─── Data for this exercise

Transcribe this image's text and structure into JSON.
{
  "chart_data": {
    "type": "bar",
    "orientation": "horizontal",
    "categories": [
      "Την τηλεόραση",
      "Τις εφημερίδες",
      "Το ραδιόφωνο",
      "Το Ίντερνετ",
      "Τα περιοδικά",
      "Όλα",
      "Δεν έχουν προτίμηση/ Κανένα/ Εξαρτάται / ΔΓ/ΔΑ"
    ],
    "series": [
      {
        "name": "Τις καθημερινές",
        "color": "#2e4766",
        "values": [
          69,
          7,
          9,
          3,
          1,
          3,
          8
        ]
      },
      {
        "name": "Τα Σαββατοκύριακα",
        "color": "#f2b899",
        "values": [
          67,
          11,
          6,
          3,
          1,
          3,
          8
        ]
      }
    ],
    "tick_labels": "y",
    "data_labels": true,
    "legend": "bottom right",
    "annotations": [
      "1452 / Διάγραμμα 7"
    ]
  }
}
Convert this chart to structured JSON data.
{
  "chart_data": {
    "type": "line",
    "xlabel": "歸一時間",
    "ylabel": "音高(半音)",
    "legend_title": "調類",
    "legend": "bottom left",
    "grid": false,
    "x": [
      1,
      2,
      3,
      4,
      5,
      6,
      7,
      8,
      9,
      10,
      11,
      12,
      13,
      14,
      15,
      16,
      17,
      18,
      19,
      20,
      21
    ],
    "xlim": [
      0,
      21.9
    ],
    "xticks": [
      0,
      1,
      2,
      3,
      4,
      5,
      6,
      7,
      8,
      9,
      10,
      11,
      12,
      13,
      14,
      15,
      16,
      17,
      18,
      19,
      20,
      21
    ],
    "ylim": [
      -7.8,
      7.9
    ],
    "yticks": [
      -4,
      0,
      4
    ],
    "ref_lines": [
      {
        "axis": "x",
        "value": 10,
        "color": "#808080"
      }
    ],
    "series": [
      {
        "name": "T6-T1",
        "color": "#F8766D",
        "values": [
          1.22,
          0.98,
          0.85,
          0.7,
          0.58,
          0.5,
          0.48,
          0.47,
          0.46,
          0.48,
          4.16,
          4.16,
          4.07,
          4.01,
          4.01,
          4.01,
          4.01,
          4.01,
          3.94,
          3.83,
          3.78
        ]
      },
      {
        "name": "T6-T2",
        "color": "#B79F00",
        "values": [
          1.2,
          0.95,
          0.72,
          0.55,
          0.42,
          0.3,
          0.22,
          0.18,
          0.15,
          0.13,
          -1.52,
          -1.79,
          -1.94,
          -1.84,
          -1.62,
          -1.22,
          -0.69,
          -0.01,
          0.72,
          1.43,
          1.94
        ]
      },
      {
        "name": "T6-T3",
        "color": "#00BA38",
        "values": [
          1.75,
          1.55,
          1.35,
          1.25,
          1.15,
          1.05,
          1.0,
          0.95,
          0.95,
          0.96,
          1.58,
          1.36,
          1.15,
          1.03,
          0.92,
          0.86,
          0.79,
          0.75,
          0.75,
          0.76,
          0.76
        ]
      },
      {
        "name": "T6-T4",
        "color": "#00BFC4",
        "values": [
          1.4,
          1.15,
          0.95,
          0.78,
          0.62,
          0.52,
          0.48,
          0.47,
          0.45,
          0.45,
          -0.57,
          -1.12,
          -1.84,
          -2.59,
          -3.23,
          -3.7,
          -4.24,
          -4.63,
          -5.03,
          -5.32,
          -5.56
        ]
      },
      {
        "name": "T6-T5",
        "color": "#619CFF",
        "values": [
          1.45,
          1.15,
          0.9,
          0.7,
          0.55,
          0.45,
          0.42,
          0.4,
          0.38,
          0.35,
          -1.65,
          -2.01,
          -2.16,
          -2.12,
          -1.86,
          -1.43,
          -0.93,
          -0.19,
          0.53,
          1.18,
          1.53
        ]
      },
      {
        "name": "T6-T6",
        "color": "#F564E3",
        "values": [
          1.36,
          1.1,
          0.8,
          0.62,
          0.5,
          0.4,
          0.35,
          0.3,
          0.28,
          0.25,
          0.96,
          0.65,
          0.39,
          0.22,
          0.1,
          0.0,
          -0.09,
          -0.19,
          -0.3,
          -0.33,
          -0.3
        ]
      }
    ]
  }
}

──────

▸ Task:
Retype all of the entries precisely as they are.

▸ Solved problem:
Transcribe this image's text and structure into JSON.
{
  "chart_data": {
    "type": "bar",
    "orientation": "horizontal",
    "categories": [
      "Την τηλεόραση",
      "Τις εφημερίδες",
      "Το ραδιόφωνο",
      "Το Ίντερνετ",
      "Τα περιοδικά",
      "Όλα",
      "Δεν έχουν προτίμηση/ Κανένα/ Εξαρτάται / ΔΓ/ΔΑ"
    ],
    "series": [
      {
        "name": "Τις καθημερινές",
        "color": "#2e4766",
        "values": [
          69,
          7,
          9,
          3,
          1,
          3,
          8
        ]
      },
      {
        "name": "Τα Σαββατοκύριακα",
        "color": "#f2b899",
        "values": [
          67,
          11,
          6,
          3,
          1,
          3,
          8
        ]
      }
    ],
    "tick_labels": "y",
    "data_labels": true,
    "legend": "bottom right",
    "annotations": [
      "1452 / Διάγραμμα 7"
    ]
  }
}
Convert this chart to structured JSON data.
{
  "chart_data": {
    "type": "line",
    "xlabel": "歸一時間",
    "ylabel": "音高(半音)",
    "legend_title": "調類",
    "legend": "bottom left",
    "grid": false,
    "x": [
      1,
      2,
      3,
      4,
      5,
      6,
      7,
      8,
      9,
      10,
      11,
      12,
      13,
      14,
      15,
      16,
      17,
      18,
      19,
      20,
      21
    ],
    "xlim": [
      0,
      21.9
    ],
    "xticks": [
      0,
      1,
      2,
      3,
      4,
      5,
      6,
      7,
      8,
      9,
      10,
      11,
      12,
      13,
      14,
      15,
      16,
      17,
      18,
      19,
      20,
      21
    ],
    "ylim": [
      -7.8,
      7.9
    ],
    "yticks": [
      -4,
      0,
      4
    ],
    "ref_lines": [
      {
        "axis": "x",
        "value": 10,
        "color": "#808080"
      }
    ],
    "series": [
      {
        "name": "T6-T1",
        "color": "#F8766D",
        "values": [
          1.22,
          0.98,
          0.85,
          0.7,
          0.58,
          0.5,
          0.48,
          0.47,
          0.46,
          0.48,
          4.16,
          4.16,
          4.07,
          4.01,
          4.01,
          4.01,
          4.01,
          4.01,
          3.94,
          3.83,
          3.78
        ]
      },
      {
        "name": "T6-T2",
        "color": "#B79F00",
        "values": [
          1.2,
          0.95,
          0.72,
          0.55,
          0.42,
          0.3,
          0.22,
          0.18,
          0.15,
          0.13,
          -1.52,
          -1.79,
          -1.94,
          -1.84,
          -1.62,
          -1.22,
          -0.69,
          -0.01,
          0.72,
          1.43,
          1.94
        ]
      },
      {
        "name": "T6-T3",
        "color": "#00BA38",
        "values": [
          1.75,
          1.55,
          1.35,
          1.25,
          1.15,
          1.05,
          1.0,
          0.95,
          0.95,
          0.96,
          1.58,
          1.36,
          1.15,
          1.03,
          0.92,
          0.86,
          0.79,
          0.75,
          0.75,
          0.76,
          0.76
        ]
      },
      {
        "name": "T6-T4",
        "color": "#00BFC4",
        "values": [
          1.4,
          1.15,
          0.95,
          0.78,
          0.62,
          0.52,
          0.48,
          0.47,
          0.45,
          0.45,
          -0.57,
          -1.12,
          -1.84,
          -2.59,
          -3.23,
          -3.7,
          -4.24,
          -4.63,
          -5.03,
          -5.32,
          -5.56
        ]
      },
      {
        "name": "T6-T5",
        "color": "#619CFF",
        "values": [
          1.45,
          1.15,
          0.9,
          0.7,
          0.55,
          0.45,
          0.42,
          0.4,
          0.38,
          0.35,
          -1.65,
          -2.01,
          -2.16,
          -2.12,
          -1.86,
          -1.43,
          -0.93,
          -0.19,
          0.53,
          1.18,
          1.53
        ]
      },
      {
        "name": "T6-T6",
        "color": "#F564E3",
        "values": [
          1.36,
          1.1,
          0.8,
          0.62,
          0.5,
          0.4,
          0.35,
          0.3,
          0.28,
          0.25,
          0.96,
          0.65,
          0.39,
          0.22,
          0.1,
          0.0,
          -0.09,
          -0.19,
          -0.3,
          -0.33,
          -0.3
        ]
      }
    ]
  }
}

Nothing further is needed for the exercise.